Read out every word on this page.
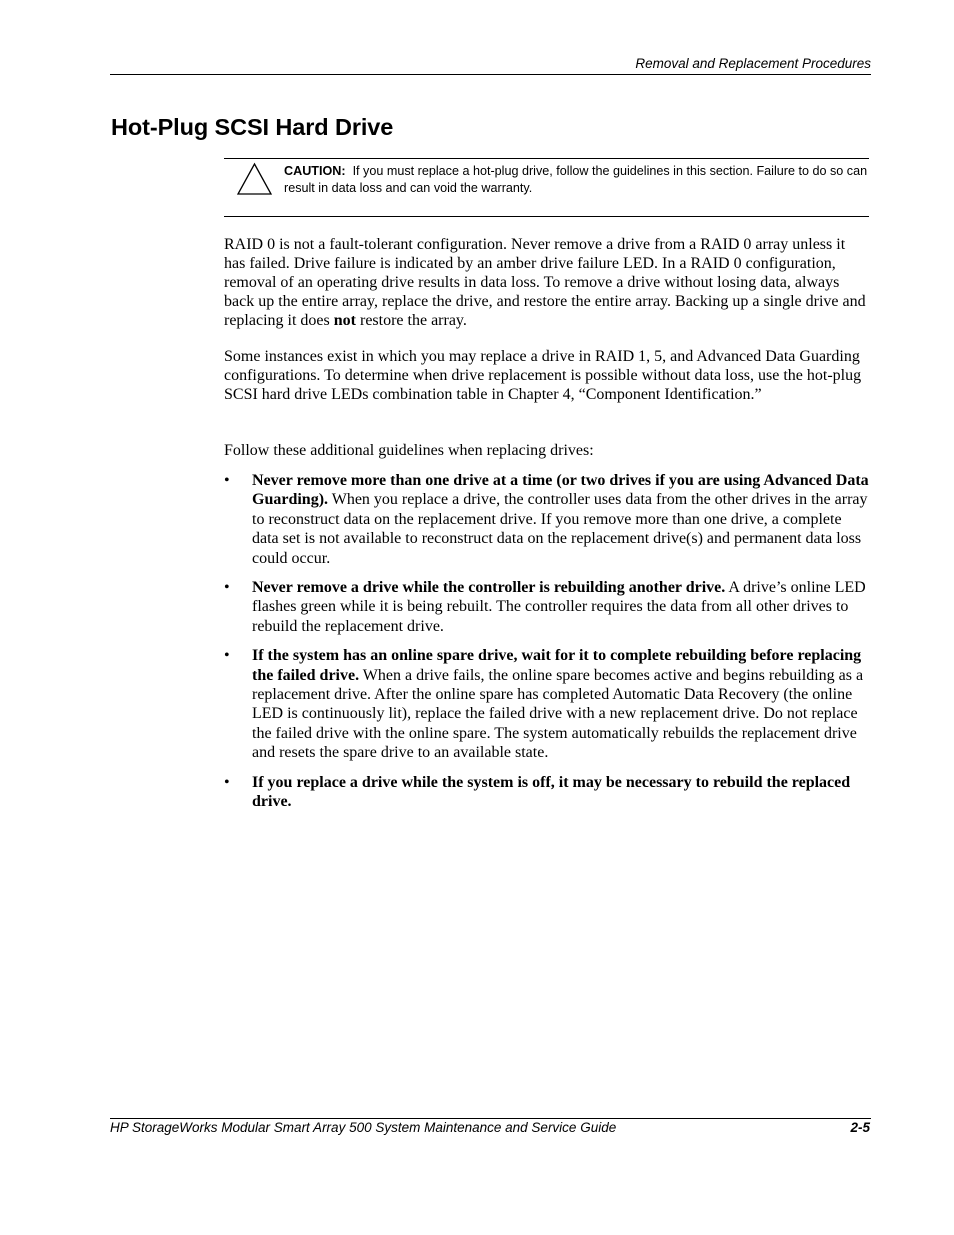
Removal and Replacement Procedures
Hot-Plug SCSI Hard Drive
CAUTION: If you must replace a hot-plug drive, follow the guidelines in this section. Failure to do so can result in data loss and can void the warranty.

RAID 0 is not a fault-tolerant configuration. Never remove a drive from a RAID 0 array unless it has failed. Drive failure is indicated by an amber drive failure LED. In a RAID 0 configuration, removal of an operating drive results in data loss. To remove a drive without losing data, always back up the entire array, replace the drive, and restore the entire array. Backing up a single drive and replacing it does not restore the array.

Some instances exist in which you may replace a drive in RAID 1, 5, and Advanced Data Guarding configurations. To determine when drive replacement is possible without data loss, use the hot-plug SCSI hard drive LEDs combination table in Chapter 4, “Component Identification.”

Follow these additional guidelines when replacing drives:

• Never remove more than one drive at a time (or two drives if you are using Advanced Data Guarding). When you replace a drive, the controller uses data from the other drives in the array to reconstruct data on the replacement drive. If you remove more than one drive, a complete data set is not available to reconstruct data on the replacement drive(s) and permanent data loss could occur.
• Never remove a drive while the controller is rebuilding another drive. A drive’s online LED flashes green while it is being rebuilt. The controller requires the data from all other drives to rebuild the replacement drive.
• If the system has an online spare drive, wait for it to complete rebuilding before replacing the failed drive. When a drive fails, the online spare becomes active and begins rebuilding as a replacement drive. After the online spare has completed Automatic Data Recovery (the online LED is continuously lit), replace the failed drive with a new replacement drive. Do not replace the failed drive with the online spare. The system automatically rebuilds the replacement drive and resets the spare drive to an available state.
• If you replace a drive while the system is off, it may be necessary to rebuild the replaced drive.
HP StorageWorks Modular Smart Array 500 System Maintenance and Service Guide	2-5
-=-=-
Given request: Output every entry word for word, but omit the pictures.

Task answer:
Read out every word on this page.
Removal and Replacement Procedures
Hot-Plug SCSI Hard Drive
CAUTION: If you must replace a hot-plug drive, follow the guidelines in this section. Failure to do so can result in data loss and can void the warranty.

RAID 0 is not a fault-tolerant configuration. Never remove a drive from a RAID 0 array unless it has failed. Drive failure is indicated by an amber drive failure LED. In a RAID 0 configuration, removal of an operating drive results in data loss. To remove a drive without losing data, always back up the entire array, replace the drive, and restore the entire array. Backing up a single drive and replacing it does not restore the array.

Some instances exist in which you may replace a drive in RAID 1, 5, and Advanced Data Guarding configurations. To determine when drive replacement is possible without data loss, use the hot-plug SCSI hard drive LEDs combination table in Chapter 4, “Component Identification.”

Follow these additional guidelines when replacing drives:

• Never remove more than one drive at a time (or two drives if you are using Advanced Data Guarding). When you replace a drive, the controller uses data from the other drives in the array to reconstruct data on the replacement drive. If you remove more than one drive, a complete data set is not available to reconstruct data on the replacement drive(s) and permanent data loss could occur.
• Never remove a drive while the controller is rebuilding another drive. A drive’s online LED flashes green while it is being rebuilt. The controller requires the data from all other drives to rebuild the replacement drive.
• If the system has an online spare drive, wait for it to complete rebuilding before replacing the failed drive. When a drive fails, the online spare becomes active and begins rebuilding as a replacement drive. After the online spare has completed Automatic Data Recovery (the online LED is continuously lit), replace the failed drive with a new replacement drive. Do not replace the failed drive with the online spare. The system automatically rebuilds the replacement drive and resets the spare drive to an available state.
• If you replace a drive while the system is off, it may be necessary to rebuild the replaced drive.
HP StorageWorks Modular Smart Array 500 System Maintenance and Service Guide	2-5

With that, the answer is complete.